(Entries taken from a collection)
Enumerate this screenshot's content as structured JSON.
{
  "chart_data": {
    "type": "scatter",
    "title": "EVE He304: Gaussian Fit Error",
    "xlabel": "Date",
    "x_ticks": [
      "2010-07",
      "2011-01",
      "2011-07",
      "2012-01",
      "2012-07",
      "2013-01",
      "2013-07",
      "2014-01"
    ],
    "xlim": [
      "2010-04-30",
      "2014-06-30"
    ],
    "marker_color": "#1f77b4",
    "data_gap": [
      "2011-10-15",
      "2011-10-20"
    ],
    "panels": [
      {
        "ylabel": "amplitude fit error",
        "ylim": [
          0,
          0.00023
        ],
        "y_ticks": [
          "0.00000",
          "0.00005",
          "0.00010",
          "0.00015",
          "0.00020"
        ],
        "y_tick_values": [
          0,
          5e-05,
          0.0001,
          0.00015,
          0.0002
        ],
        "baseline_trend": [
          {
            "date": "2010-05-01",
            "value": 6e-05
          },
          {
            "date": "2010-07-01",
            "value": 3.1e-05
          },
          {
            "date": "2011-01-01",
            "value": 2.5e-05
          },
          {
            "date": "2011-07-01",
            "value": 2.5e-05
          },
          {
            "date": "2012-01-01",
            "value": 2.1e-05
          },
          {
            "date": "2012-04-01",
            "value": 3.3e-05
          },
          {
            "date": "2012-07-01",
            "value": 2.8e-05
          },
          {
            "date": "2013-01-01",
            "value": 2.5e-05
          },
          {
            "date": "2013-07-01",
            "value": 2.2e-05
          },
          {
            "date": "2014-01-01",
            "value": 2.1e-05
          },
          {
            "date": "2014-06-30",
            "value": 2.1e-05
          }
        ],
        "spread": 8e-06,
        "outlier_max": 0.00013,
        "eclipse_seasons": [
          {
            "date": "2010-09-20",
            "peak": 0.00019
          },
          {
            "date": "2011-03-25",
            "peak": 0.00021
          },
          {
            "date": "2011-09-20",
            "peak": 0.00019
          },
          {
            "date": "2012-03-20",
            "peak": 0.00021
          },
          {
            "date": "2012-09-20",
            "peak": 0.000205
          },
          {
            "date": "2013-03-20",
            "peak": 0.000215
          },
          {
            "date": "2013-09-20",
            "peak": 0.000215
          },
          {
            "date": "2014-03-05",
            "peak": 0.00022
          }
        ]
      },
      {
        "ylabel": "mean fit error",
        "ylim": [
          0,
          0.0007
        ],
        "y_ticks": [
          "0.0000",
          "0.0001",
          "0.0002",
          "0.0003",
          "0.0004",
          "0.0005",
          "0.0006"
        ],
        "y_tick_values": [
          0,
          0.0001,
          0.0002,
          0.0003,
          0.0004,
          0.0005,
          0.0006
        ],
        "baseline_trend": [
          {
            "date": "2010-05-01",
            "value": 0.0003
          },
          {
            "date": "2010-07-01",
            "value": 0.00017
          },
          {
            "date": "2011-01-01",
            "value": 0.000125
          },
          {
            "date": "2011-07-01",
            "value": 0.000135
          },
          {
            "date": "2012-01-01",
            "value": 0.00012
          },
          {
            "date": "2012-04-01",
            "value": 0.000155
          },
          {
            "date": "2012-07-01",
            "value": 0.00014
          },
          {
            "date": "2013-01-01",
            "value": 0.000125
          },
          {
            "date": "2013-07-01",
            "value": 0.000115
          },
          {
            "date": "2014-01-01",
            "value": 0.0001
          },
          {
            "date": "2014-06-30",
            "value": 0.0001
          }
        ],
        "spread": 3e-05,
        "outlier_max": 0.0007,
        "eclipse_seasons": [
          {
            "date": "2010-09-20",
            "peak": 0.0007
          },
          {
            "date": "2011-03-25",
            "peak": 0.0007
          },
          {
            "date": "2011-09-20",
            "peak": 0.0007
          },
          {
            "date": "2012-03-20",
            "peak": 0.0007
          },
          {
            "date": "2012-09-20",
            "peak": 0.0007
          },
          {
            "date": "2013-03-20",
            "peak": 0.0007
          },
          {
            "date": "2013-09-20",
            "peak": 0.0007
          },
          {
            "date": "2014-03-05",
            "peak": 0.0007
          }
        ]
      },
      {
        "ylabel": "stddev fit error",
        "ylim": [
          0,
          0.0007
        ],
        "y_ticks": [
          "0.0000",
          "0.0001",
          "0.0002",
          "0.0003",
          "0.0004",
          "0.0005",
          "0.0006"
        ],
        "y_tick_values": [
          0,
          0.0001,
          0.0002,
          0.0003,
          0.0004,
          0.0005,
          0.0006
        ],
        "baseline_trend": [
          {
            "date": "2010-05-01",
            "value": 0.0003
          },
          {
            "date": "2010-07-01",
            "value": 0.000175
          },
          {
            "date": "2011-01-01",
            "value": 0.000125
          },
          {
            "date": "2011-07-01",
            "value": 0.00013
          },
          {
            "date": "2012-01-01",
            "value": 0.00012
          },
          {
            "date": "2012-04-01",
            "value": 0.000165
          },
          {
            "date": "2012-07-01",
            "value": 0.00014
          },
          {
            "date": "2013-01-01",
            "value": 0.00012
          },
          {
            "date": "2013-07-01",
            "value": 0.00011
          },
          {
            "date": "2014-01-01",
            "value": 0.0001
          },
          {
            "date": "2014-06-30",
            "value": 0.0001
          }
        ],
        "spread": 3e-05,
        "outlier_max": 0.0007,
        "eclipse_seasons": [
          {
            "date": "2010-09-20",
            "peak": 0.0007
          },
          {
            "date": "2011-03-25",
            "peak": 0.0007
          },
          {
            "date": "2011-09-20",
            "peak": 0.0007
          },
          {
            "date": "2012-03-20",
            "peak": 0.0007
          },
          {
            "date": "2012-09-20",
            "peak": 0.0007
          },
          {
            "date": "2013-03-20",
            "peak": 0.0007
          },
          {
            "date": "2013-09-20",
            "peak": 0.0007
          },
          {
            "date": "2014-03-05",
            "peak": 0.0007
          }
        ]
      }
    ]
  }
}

» **WHAT YOU HAVE TO DO**:
Copy every line of the material, please, keeping it exactly the same.

» **WORKED SOLUTION**:
Enumerate this screenshot's content as structured JSON.
{
  "chart_data": {
    "type": "scatter",
    "title": "EVE He304: Gaussian Fit Error",
    "xlabel": "Date",
    "x_ticks": [
      "2010-07",
      "2011-01",
      "2011-07",
      "2012-01",
      "2012-07",
      "2013-01",
      "2013-07",
      "2014-01"
    ],
    "xlim": [
      "2010-04-30",
      "2014-06-30"
    ],
    "marker_color": "#1f77b4",
    "data_gap": [
      "2011-10-15",
      "2011-10-20"
    ],
    "panels": [
      {
        "ylabel": "amplitude fit error",
        "ylim": [
          0,
          0.00023
        ],
        "y_ticks": [
          "0.00000",
          "0.00005",
          "0.00010",
          "0.00015",
          "0.00020"
        ],
        "y_tick_values": [
          0,
          5e-05,
          0.0001,
          0.00015,
          0.0002
        ],
        "baseline_trend": [
          {
            "date": "2010-05-01",
            "value": 6e-05
          },
          {
            "date": "2010-07-01",
            "value": 3.1e-05
          },
          {
            "date": "2011-01-01",
            "value": 2.5e-05
          },
          {
            "date": "2011-07-01",
            "value": 2.5e-05
          },
          {
            "date": "2012-01-01",
            "value": 2.1e-05
          },
          {
            "date": "2012-04-01",
            "value": 3.3e-05
          },
          {
            "date": "2012-07-01",
            "value": 2.8e-05
          },
          {
            "date": "2013-01-01",
            "value": 2.5e-05
          },
          {
            "date": "2013-07-01",
            "value": 2.2e-05
          },
          {
            "date": "2014-01-01",
            "value": 2.1e-05
          },
          {
            "date": "2014-06-30",
            "value": 2.1e-05
          }
        ],
        "spread": 8e-06,
        "outlier_max": 0.00013,
        "eclipse_seasons": [
          {
            "date": "2010-09-20",
            "peak": 0.00019
          },
          {
            "date": "2011-03-25",
            "peak": 0.00021
          },
          {
            "date": "2011-09-20",
            "peak": 0.00019
          },
          {
            "date": "2012-03-20",
            "peak": 0.00021
          },
          {
            "date": "2012-09-20",
            "peak": 0.000205
          },
          {
            "date": "2013-03-20",
            "peak": 0.000215
          },
          {
            "date": "2013-09-20",
            "peak": 0.000215
          },
          {
            "date": "2014-03-05",
            "peak": 0.00022
          }
        ]
      },
      {
        "ylabel": "mean fit error",
        "ylim": [
          0,
          0.0007
        ],
        "y_ticks": [
          "0.0000",
          "0.0001",
          "0.0002",
          "0.0003",
          "0.0004",
          "0.0005",
          "0.0006"
        ],
        "y_tick_values": [
          0,
          0.0001,
          0.0002,
          0.0003,
          0.0004,
          0.0005,
          0.0006
        ],
        "baseline_trend": [
          {
            "date": "2010-05-01",
            "value": 0.0003
          },
          {
            "date": "2010-07-01",
            "value": 0.00017
          },
          {
            "date": "2011-01-01",
            "value": 0.000125
          },
          {
            "date": "2011-07-01",
            "value": 0.000135
          },
          {
            "date": "2012-01-01",
            "value": 0.00012
          },
          {
            "date": "2012-04-01",
            "value": 0.000155
          },
          {
            "date": "2012-07-01",
            "value": 0.00014
          },
          {
            "date": "2013-01-01",
            "value": 0.000125
          },
          {
            "date": "2013-07-01",
            "value": 0.000115
          },
          {
            "date": "2014-01-01",
            "value": 0.0001
          },
          {
            "date": "2014-06-30",
            "value": 0.0001
          }
        ],
        "spread": 3e-05,
        "outlier_max": 0.0007,
        "eclipse_seasons": [
          {
            "date": "2010-09-20",
            "peak": 0.0007
          },
          {
            "date": "2011-03-25",
            "peak": 0.0007
          },
          {
            "date": "2011-09-20",
            "peak": 0.0007
          },
          {
            "date": "2012-03-20",
            "peak": 0.0007
          },
          {
            "date": "2012-09-20",
            "peak": 0.0007
          },
          {
            "date": "2013-03-20",
            "peak": 0.0007
          },
          {
            "date": "2013-09-20",
            "peak": 0.0007
          },
          {
            "date": "2014-03-05",
            "peak": 0.0007
          }
        ]
      },
      {
        "ylabel": "stddev fit error",
        "ylim": [
          0,
          0.0007
        ],
        "y_ticks": [
          "0.0000",
          "0.0001",
          "0.0002",
          "0.0003",
          "0.0004",
          "0.0005",
          "0.0006"
        ],
        "y_tick_values": [
          0,
          0.0001,
          0.0002,
          0.0003,
          0.0004,
          0.0005,
          0.0006
        ],
        "baseline_trend": [
          {
            "date": "2010-05-01",
            "value": 0.0003
          },
          {
            "date": "2010-07-01",
            "value": 0.000175
          },
          {
            "date": "2011-01-01",
            "value": 0.000125
          },
          {
            "date": "2011-07-01",
            "value": 0.00013
          },
          {
            "date": "2012-01-01",
            "value": 0.00012
          },
          {
            "date": "2012-04-01",
            "value": 0.000165
          },
          {
            "date": "2012-07-01",
            "value": 0.00014
          },
          {
            "date": "2013-01-01",
            "value": 0.00012
          },
          {
            "date": "2013-07-01",
            "value": 0.00011
          },
          {
            "date": "2014-01-01",
            "value": 0.0001
          },
          {
            "date": "2014-06-30",
            "value": 0.0001
          }
        ],
        "spread": 3e-05,
        "outlier_max": 0.0007,
        "eclipse_seasons": [
          {
            "date": "2010-09-20",
            "peak": 0.0007
          },
          {
            "date": "2011-03-25",
            "peak": 0.0007
          },
          {
            "date": "2011-09-20",
            "peak": 0.0007
          },
          {
            "date": "2012-03-20",
            "peak": 0.0007
          },
          {
            "date": "2012-09-20",
            "peak": 0.0007
          },
          {
            "date": "2013-03-20",
            "peak": 0.0007
          },
          {
            "date": "2013-09-20",
            "peak": 0.0007
          },
          {
            "date": "2014-03-05",
            "peak": 0.0007
          }
        ]
      }
    ]
  }
}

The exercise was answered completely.